Recopiez ces lignes à l'identique, pour l'ensemble des enregistrements, sans y faire figurer les images.

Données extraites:
***

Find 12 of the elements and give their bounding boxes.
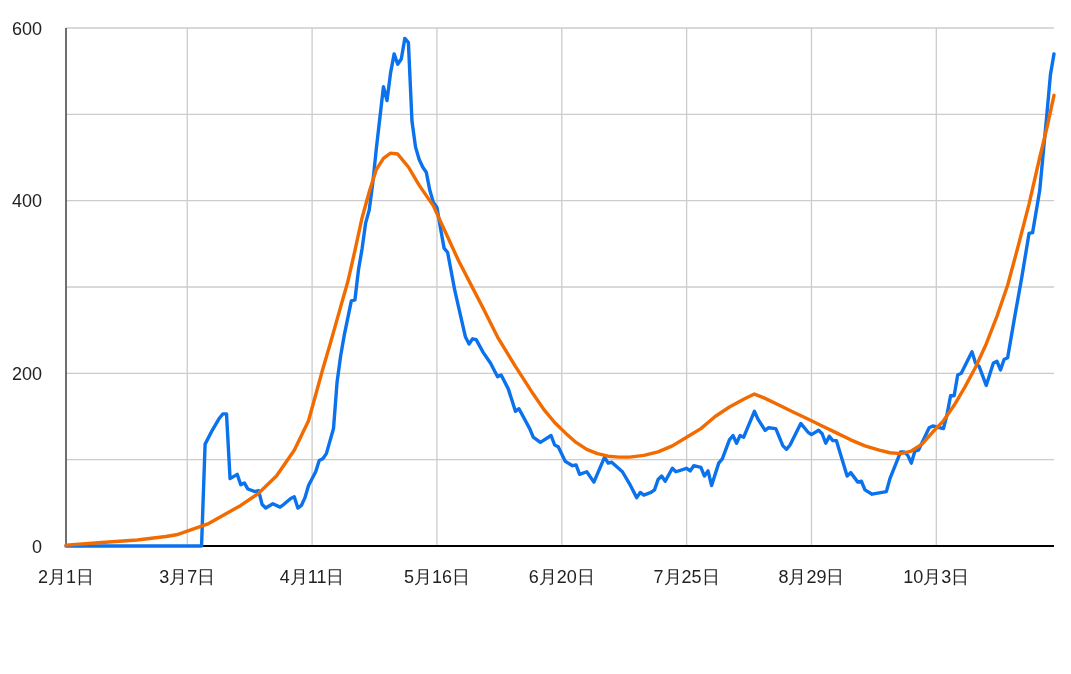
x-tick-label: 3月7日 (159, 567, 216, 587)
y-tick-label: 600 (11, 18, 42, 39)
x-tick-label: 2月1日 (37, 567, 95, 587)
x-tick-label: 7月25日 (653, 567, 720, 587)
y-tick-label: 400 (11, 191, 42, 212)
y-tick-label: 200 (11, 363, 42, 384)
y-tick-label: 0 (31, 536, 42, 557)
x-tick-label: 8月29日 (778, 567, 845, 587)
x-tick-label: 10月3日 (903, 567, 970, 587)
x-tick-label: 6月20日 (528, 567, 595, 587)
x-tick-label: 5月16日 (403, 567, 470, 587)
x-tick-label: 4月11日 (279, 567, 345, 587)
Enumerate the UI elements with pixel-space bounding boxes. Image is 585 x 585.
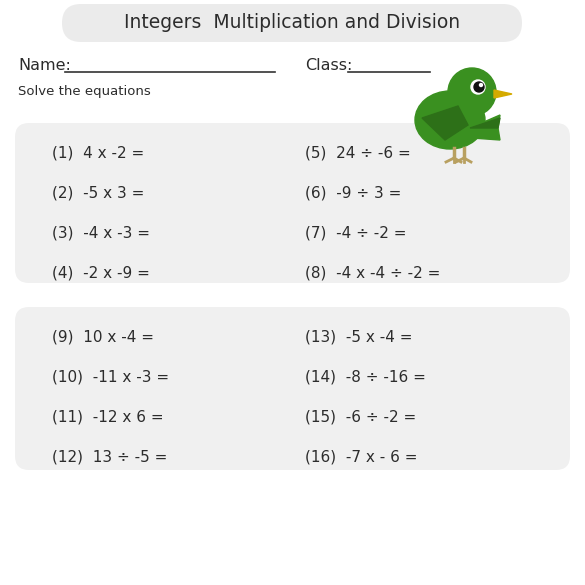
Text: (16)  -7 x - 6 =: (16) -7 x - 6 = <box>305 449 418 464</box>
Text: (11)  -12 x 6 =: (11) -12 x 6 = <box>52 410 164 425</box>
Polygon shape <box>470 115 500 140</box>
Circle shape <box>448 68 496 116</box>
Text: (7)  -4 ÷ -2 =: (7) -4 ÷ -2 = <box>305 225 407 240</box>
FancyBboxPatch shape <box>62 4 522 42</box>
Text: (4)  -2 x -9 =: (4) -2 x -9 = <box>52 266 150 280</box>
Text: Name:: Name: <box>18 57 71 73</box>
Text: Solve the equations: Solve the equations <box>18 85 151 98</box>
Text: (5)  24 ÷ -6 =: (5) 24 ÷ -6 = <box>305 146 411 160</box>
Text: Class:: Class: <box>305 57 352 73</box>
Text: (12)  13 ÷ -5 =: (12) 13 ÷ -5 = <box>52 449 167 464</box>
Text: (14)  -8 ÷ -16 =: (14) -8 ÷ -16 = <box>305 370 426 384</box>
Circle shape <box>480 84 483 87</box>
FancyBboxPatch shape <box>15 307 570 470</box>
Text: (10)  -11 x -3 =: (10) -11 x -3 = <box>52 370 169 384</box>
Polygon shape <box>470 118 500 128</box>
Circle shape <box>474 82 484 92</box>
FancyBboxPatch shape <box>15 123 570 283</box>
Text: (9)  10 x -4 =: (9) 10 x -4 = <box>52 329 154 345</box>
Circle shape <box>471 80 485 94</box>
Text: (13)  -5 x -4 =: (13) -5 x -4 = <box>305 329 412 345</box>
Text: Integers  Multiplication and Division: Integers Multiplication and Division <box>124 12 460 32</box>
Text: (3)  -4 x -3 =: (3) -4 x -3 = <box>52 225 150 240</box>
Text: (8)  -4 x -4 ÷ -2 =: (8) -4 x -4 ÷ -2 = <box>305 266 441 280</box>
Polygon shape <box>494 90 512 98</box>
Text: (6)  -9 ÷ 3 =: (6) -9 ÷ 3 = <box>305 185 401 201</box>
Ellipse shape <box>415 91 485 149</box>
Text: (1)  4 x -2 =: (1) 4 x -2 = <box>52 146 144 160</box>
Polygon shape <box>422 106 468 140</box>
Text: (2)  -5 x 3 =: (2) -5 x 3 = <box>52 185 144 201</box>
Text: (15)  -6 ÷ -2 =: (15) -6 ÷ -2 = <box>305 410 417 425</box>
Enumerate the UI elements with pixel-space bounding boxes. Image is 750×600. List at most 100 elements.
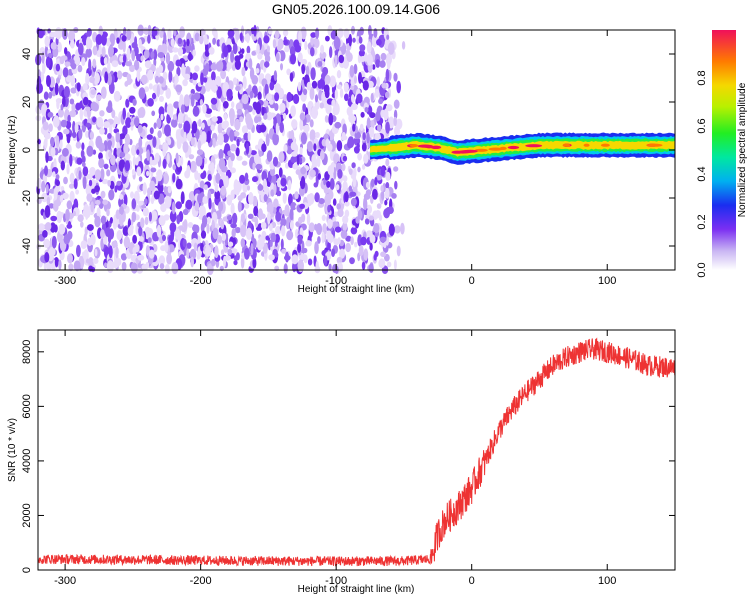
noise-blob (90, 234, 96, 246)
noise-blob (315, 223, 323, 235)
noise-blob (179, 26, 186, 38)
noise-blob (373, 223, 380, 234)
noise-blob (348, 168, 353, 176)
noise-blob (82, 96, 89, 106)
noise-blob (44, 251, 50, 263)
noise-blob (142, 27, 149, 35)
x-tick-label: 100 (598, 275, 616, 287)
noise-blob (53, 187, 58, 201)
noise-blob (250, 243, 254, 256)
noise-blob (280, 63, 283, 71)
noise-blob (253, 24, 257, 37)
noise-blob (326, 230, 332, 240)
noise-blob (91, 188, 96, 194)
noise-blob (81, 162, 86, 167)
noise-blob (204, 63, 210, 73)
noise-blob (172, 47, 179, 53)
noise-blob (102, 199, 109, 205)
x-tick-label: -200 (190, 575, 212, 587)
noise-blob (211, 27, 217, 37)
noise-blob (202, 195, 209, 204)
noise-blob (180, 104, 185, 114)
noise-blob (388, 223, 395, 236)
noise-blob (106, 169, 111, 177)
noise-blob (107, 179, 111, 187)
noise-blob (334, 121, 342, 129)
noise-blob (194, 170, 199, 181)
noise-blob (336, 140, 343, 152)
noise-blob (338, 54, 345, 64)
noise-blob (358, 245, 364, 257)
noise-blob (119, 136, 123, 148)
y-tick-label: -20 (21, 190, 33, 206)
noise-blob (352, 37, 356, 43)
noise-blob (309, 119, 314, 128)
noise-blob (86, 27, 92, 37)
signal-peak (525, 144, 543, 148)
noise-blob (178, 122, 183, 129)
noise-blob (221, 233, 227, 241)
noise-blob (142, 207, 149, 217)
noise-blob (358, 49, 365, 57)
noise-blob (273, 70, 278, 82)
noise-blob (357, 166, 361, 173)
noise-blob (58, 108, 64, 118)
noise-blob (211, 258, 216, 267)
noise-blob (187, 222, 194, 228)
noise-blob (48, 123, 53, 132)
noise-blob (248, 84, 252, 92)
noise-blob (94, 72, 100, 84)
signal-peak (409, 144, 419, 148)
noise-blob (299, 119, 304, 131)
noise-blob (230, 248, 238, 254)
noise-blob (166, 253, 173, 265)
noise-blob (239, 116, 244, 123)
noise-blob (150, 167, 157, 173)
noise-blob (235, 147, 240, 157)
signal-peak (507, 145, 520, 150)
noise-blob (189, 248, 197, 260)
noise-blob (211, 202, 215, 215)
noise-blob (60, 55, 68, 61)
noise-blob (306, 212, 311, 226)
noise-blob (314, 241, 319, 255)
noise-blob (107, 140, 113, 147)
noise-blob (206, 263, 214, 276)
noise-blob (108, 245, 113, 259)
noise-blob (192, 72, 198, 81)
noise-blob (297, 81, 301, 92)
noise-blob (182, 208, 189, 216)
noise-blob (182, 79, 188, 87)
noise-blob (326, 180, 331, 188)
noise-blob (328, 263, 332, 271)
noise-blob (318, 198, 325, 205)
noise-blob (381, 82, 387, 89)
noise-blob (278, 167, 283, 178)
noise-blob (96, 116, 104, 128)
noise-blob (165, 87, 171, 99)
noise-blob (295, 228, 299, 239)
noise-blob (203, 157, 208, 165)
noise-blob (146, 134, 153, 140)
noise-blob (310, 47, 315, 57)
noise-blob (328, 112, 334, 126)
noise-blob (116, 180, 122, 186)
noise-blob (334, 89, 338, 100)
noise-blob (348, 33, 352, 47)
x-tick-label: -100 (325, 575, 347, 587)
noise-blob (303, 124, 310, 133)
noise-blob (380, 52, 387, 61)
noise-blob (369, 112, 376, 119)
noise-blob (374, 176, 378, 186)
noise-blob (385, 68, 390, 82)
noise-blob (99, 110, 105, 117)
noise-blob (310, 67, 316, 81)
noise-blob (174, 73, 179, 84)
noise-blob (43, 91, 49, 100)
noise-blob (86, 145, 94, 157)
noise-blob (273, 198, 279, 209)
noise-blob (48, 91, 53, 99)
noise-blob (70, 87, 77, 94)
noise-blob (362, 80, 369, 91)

***

● RÉSULTAT OBTENU
Find 12 of the elements and give their bounding boxes.
x-tick-label: 3月7日 (159, 567, 216, 587)
y-tick-label: 600 (11, 18, 42, 39)
x-tick-label: 2月1日 (37, 567, 95, 587)
x-tick-label: 7月25日 (653, 567, 720, 587)
y-tick-label: 400 (11, 191, 42, 212)
y-tick-label: 200 (11, 363, 42, 384)
y-tick-label: 0 (31, 536, 42, 557)
x-tick-label: 8月29日 (778, 567, 845, 587)
x-tick-label: 10月3日 (903, 567, 970, 587)
x-tick-label: 6月20日 (528, 567, 595, 587)
x-tick-label: 5月16日 (403, 567, 470, 587)
x-tick-label: 4月11日 (279, 567, 345, 587)
Enumerate the UI elements with pixel-space bounding boxes. Image is 585 x 585.
Text: (16)  -7 x - 6 =: (16) -7 x - 6 = <box>305 449 418 464</box>
Text: (11)  -12 x 6 =: (11) -12 x 6 = <box>52 410 164 425</box>
Polygon shape <box>470 115 500 140</box>
Circle shape <box>448 68 496 116</box>
Text: (7)  -4 ÷ -2 =: (7) -4 ÷ -2 = <box>305 225 407 240</box>
FancyBboxPatch shape <box>62 4 522 42</box>
Text: (4)  -2 x -9 =: (4) -2 x -9 = <box>52 266 150 280</box>
Text: Name:: Name: <box>18 57 71 73</box>
Text: Solve the equations: Solve the equations <box>18 85 151 98</box>
Text: (5)  24 ÷ -6 =: (5) 24 ÷ -6 = <box>305 146 411 160</box>
Text: Class:: Class: <box>305 57 352 73</box>
Text: (12)  13 ÷ -5 =: (12) 13 ÷ -5 = <box>52 449 167 464</box>
Text: (14)  -8 ÷ -16 =: (14) -8 ÷ -16 = <box>305 370 426 384</box>
Circle shape <box>480 84 483 87</box>
FancyBboxPatch shape <box>15 307 570 470</box>
Text: (10)  -11 x -3 =: (10) -11 x -3 = <box>52 370 169 384</box>
Polygon shape <box>470 118 500 128</box>
Circle shape <box>474 82 484 92</box>
FancyBboxPatch shape <box>15 123 570 283</box>
Text: (9)  10 x -4 =: (9) 10 x -4 = <box>52 329 154 345</box>
Circle shape <box>471 80 485 94</box>
Text: (13)  -5 x -4 =: (13) -5 x -4 = <box>305 329 412 345</box>
Text: Integers  Multiplication and Division: Integers Multiplication and Division <box>124 12 460 32</box>
Text: (3)  -4 x -3 =: (3) -4 x -3 = <box>52 225 150 240</box>
Text: (8)  -4 x -4 ÷ -2 =: (8) -4 x -4 ÷ -2 = <box>305 266 441 280</box>
Polygon shape <box>494 90 512 98</box>
Text: (6)  -9 ÷ 3 =: (6) -9 ÷ 3 = <box>305 185 401 201</box>
Ellipse shape <box>415 91 485 149</box>
Text: (1)  4 x -2 =: (1) 4 x -2 = <box>52 146 144 160</box>
Polygon shape <box>422 106 468 140</box>
Text: (2)  -5 x 3 =: (2) -5 x 3 = <box>52 185 144 201</box>
Text: (15)  -6 ÷ -2 =: (15) -6 ÷ -2 = <box>305 410 417 425</box>
Enumerate the UI elements with pixel-space bounding boxes. Image is 750×600. List at most 100 elements.
noise-blob (90, 234, 96, 246)
noise-blob (315, 223, 323, 235)
noise-blob (179, 26, 186, 38)
noise-blob (373, 223, 380, 234)
noise-blob (348, 168, 353, 176)
noise-blob (82, 96, 89, 106)
noise-blob (44, 251, 50, 263)
noise-blob (142, 27, 149, 35)
x-tick-label: 100 (598, 275, 616, 287)
noise-blob (53, 187, 58, 201)
noise-blob (250, 243, 254, 256)
noise-blob (280, 63, 283, 71)
noise-blob (253, 24, 257, 37)
noise-blob (326, 230, 332, 240)
noise-blob (91, 188, 96, 194)
noise-blob (81, 162, 86, 167)
noise-blob (204, 63, 210, 73)
noise-blob (172, 47, 179, 53)
noise-blob (102, 199, 109, 205)
x-tick-label: -200 (190, 575, 212, 587)
noise-blob (211, 27, 217, 37)
noise-blob (202, 195, 209, 204)
noise-blob (180, 104, 185, 114)
noise-blob (388, 223, 395, 236)
noise-blob (106, 169, 111, 177)
noise-blob (107, 179, 111, 187)
noise-blob (334, 121, 342, 129)
noise-blob (194, 170, 199, 181)
noise-blob (336, 140, 343, 152)
noise-blob (338, 54, 345, 64)
noise-blob (358, 245, 364, 257)
noise-blob (119, 136, 123, 148)
y-tick-label: -20 (21, 190, 33, 206)
noise-blob (352, 37, 356, 43)
noise-blob (309, 119, 314, 128)
noise-blob (86, 27, 92, 37)
signal-peak (525, 144, 543, 148)
noise-blob (178, 122, 183, 129)
noise-blob (221, 233, 227, 241)
noise-blob (142, 207, 149, 217)
noise-blob (358, 49, 365, 57)
noise-blob (273, 70, 278, 82)
noise-blob (357, 166, 361, 173)
noise-blob (58, 108, 64, 118)
noise-blob (211, 258, 216, 267)
noise-blob (187, 222, 194, 228)
noise-blob (48, 123, 53, 132)
noise-blob (248, 84, 252, 92)
noise-blob (94, 72, 100, 84)
signal-peak (409, 144, 419, 148)
noise-blob (299, 119, 304, 131)
noise-blob (230, 248, 238, 254)
noise-blob (166, 253, 173, 265)
noise-blob (239, 116, 244, 123)
noise-blob (150, 167, 157, 173)
noise-blob (235, 147, 240, 157)
signal-peak (507, 145, 520, 150)
noise-blob (189, 248, 197, 260)
noise-blob (211, 202, 215, 215)
noise-blob (60, 55, 68, 61)
noise-blob (306, 212, 311, 226)
noise-blob (314, 241, 319, 255)
noise-blob (107, 140, 113, 147)
noise-blob (206, 263, 214, 276)
noise-blob (108, 245, 113, 259)
noise-blob (192, 72, 198, 81)
noise-blob (297, 81, 301, 92)
noise-blob (182, 208, 189, 216)
noise-blob (182, 79, 188, 87)
noise-blob (326, 180, 331, 188)
noise-blob (328, 263, 332, 271)
noise-blob (318, 198, 325, 205)
noise-blob (381, 82, 387, 89)
noise-blob (278, 167, 283, 178)
noise-blob (96, 116, 104, 128)
noise-blob (165, 87, 171, 99)
noise-blob (295, 228, 299, 239)
noise-blob (203, 157, 208, 165)
noise-blob (146, 134, 153, 140)
noise-blob (310, 47, 315, 57)
noise-blob (328, 112, 334, 126)
noise-blob (116, 180, 122, 186)
noise-blob (334, 89, 338, 100)
noise-blob (348, 33, 352, 47)
x-tick-label: -100 (325, 575, 347, 587)
noise-blob (303, 124, 310, 133)
noise-blob (380, 52, 387, 61)
noise-blob (369, 112, 376, 119)
noise-blob (374, 176, 378, 186)
noise-blob (385, 68, 390, 82)
noise-blob (99, 110, 105, 117)
noise-blob (310, 67, 316, 81)
noise-blob (174, 73, 179, 84)
noise-blob (43, 91, 49, 100)
noise-blob (86, 145, 94, 157)
noise-blob (273, 198, 279, 209)
noise-blob (48, 91, 53, 99)
noise-blob (70, 87, 77, 94)
noise-blob (362, 80, 369, 91)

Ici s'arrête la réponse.